— Exercise instructions —
Select from the data all lines with the word "αλιευμάτων".
--
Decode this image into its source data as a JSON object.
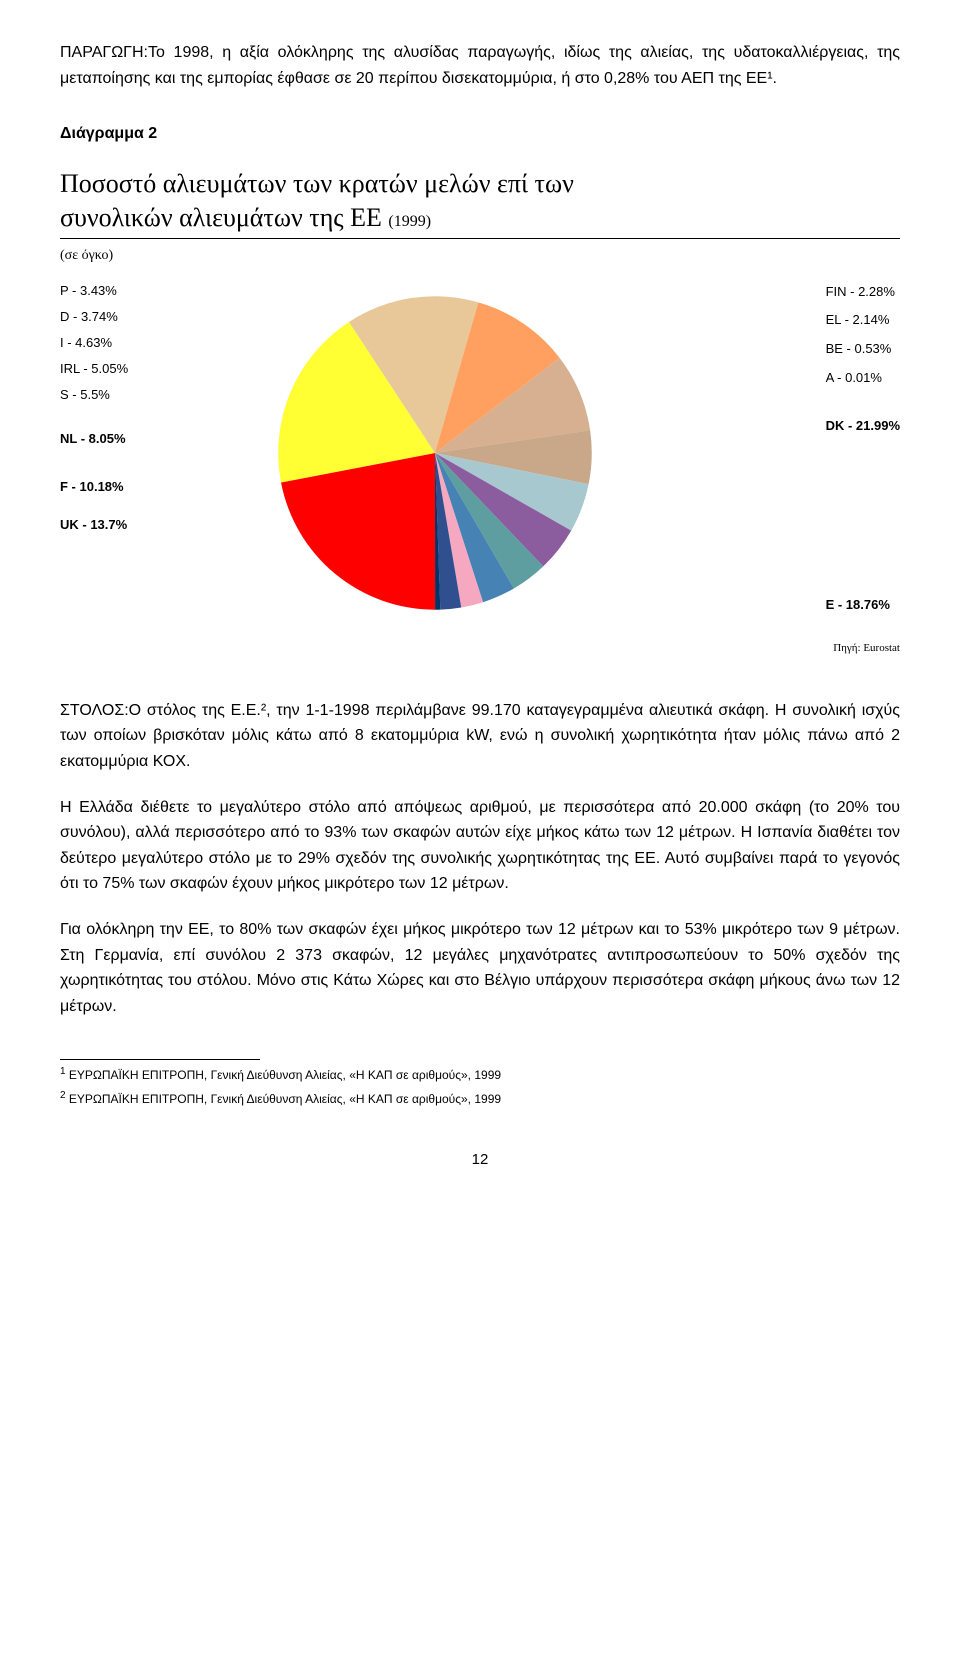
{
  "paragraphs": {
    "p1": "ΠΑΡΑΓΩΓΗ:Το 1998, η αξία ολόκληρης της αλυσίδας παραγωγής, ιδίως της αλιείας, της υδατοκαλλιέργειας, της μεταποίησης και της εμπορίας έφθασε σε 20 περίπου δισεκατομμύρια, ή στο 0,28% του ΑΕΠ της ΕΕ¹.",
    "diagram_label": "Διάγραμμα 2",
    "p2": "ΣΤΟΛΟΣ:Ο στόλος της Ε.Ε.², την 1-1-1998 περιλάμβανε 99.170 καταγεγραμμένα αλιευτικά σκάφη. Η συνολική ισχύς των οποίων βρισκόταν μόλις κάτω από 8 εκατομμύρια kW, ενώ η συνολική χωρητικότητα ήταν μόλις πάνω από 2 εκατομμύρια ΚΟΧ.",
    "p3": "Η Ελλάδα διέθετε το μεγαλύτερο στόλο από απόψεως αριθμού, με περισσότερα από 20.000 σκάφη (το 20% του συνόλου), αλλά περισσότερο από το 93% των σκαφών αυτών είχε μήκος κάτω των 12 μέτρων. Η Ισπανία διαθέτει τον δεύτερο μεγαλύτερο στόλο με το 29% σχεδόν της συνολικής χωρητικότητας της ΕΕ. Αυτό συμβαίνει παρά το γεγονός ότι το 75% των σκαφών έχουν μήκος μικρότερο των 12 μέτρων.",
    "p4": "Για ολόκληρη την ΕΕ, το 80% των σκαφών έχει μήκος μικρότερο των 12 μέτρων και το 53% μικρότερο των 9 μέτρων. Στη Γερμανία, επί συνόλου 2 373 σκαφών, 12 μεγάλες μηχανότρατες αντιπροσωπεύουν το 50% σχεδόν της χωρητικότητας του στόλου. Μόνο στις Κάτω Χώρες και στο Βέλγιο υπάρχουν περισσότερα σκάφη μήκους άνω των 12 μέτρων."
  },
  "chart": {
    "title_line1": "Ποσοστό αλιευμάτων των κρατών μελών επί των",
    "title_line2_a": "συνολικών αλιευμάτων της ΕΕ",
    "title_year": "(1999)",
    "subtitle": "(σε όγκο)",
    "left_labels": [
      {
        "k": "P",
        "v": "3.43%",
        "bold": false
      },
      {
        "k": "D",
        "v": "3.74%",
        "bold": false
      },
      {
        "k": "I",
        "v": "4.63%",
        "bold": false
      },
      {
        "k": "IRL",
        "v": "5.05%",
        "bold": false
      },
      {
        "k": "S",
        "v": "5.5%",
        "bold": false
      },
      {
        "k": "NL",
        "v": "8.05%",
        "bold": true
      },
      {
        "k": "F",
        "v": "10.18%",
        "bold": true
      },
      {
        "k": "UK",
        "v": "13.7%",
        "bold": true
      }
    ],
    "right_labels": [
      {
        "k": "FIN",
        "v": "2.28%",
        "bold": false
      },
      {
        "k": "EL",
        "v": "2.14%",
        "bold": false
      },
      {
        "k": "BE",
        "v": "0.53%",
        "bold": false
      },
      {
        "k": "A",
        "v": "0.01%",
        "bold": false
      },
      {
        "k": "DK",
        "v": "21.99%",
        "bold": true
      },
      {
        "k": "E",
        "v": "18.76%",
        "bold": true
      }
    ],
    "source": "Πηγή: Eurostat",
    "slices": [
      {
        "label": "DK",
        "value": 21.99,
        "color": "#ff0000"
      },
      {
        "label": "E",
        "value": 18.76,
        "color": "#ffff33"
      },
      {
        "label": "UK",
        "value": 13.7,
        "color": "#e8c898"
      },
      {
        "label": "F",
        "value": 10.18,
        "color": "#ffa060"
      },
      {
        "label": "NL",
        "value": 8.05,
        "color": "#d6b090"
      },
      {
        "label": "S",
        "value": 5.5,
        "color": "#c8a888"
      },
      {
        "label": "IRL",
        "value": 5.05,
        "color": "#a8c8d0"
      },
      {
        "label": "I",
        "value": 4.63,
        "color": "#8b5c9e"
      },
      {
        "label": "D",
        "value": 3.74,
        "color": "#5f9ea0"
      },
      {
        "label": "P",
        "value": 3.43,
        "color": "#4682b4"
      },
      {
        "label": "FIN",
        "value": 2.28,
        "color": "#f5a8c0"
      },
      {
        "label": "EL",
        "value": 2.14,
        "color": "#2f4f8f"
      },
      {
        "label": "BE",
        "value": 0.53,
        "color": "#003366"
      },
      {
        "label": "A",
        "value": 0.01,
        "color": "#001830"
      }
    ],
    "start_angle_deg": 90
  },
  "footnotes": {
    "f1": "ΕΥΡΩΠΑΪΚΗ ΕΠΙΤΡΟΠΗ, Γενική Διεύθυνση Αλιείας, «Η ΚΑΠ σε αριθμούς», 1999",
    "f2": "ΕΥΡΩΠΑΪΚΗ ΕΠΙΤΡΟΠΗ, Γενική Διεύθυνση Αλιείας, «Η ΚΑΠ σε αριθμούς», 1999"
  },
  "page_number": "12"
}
--
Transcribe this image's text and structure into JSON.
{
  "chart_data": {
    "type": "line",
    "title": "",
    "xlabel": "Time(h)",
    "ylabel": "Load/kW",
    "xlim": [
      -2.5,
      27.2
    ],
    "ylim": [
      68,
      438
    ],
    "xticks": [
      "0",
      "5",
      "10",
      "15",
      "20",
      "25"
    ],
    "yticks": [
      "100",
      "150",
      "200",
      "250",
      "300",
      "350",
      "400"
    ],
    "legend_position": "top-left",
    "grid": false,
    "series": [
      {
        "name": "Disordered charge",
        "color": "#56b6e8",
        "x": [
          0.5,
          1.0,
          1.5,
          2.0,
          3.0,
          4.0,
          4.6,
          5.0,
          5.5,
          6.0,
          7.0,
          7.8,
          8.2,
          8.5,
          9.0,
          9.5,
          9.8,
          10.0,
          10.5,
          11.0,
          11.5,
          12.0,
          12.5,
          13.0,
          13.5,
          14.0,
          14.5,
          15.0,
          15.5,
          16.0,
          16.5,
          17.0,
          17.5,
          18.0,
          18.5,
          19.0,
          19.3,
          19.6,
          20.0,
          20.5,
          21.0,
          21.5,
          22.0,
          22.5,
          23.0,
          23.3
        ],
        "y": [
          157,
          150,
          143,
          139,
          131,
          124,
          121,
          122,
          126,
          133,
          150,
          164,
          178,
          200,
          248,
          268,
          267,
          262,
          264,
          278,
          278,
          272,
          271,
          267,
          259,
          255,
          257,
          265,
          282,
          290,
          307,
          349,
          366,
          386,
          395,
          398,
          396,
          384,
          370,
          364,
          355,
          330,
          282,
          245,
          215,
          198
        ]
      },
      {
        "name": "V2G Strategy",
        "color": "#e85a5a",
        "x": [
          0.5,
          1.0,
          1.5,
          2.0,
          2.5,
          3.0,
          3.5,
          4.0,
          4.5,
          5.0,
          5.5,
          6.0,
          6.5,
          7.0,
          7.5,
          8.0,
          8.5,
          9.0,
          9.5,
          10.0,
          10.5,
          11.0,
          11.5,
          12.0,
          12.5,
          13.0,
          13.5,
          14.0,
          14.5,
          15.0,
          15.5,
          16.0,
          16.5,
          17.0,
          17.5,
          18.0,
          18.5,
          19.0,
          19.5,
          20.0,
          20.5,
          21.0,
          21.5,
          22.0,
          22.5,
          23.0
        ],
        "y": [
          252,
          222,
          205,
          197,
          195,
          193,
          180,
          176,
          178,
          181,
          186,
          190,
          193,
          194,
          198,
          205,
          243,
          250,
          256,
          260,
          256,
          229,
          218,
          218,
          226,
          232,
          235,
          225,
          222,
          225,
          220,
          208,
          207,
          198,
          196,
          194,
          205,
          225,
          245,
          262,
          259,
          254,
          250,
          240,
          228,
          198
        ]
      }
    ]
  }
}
--
— Worked solution —
    "title_line1": "Ποσοστό αλιευμάτων των κρατών μελών επί των",
    "title_line2_a": "συνολικών αλιευμάτων της ΕΕ",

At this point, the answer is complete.